Instructions to follow: Each line that holds the word "Yuza" should be returned.

##### Material to process

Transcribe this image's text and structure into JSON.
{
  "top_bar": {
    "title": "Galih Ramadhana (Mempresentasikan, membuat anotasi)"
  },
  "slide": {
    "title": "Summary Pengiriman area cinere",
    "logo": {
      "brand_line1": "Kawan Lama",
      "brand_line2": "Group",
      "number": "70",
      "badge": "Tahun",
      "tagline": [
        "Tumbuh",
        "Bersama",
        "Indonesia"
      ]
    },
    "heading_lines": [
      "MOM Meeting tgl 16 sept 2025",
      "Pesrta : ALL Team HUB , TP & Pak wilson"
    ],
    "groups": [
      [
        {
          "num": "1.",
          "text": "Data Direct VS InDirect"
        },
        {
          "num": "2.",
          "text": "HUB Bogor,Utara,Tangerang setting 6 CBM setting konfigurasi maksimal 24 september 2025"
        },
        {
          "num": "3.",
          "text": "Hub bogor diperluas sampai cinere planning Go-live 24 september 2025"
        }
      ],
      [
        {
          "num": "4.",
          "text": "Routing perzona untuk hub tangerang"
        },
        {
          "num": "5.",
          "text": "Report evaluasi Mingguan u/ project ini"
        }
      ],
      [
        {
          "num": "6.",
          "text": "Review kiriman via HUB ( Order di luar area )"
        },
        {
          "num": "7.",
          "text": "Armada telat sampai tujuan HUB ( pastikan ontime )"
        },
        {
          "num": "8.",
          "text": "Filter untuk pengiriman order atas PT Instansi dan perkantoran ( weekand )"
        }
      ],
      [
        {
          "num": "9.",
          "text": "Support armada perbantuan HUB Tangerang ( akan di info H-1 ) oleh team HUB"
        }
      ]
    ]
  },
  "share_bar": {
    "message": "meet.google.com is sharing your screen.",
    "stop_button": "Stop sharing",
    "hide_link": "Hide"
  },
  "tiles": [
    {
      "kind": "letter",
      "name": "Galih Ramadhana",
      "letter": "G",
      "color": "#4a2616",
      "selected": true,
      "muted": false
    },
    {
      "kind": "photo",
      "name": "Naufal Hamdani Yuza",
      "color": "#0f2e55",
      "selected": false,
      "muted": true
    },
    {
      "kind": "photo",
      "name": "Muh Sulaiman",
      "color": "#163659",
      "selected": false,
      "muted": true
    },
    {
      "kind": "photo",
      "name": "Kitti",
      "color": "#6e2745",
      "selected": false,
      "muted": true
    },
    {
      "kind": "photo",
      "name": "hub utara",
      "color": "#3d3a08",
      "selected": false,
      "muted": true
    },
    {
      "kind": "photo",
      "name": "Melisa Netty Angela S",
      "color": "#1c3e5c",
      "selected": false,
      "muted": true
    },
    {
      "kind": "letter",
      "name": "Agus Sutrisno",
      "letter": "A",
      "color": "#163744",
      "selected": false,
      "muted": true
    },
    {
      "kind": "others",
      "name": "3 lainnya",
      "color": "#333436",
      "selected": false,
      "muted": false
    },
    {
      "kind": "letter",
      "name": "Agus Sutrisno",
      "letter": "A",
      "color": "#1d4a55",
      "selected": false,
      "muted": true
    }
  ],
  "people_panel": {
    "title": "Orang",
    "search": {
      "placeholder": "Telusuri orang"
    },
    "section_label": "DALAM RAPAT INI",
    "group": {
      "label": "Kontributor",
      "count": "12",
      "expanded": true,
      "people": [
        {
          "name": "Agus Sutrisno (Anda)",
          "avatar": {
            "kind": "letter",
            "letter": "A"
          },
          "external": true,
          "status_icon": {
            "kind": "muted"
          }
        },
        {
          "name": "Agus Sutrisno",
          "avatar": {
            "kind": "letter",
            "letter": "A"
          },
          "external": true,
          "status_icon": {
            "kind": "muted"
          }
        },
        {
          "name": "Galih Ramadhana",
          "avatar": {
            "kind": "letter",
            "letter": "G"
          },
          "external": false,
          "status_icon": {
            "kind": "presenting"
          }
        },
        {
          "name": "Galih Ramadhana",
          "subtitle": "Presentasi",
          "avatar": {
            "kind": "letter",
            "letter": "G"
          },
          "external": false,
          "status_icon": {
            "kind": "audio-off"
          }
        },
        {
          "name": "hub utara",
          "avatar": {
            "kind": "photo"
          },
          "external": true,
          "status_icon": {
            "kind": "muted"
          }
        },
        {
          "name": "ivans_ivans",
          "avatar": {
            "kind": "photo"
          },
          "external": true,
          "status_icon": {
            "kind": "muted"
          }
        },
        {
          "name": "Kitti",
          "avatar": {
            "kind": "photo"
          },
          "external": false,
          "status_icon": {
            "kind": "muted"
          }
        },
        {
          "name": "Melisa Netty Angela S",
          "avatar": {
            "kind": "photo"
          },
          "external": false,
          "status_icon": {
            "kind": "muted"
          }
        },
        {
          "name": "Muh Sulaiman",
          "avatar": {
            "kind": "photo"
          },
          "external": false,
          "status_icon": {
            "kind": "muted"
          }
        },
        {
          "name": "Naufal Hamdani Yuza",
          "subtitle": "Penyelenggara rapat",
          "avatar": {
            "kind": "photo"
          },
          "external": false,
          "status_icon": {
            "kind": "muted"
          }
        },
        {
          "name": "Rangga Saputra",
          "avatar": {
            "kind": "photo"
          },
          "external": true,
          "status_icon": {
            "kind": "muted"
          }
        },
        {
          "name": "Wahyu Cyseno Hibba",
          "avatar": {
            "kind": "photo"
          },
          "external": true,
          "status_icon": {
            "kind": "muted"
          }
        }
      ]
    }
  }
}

##########

The reply:
      "name": "Naufal Hamdani Yuza",
          "name": "Naufal Hamdani Yuza",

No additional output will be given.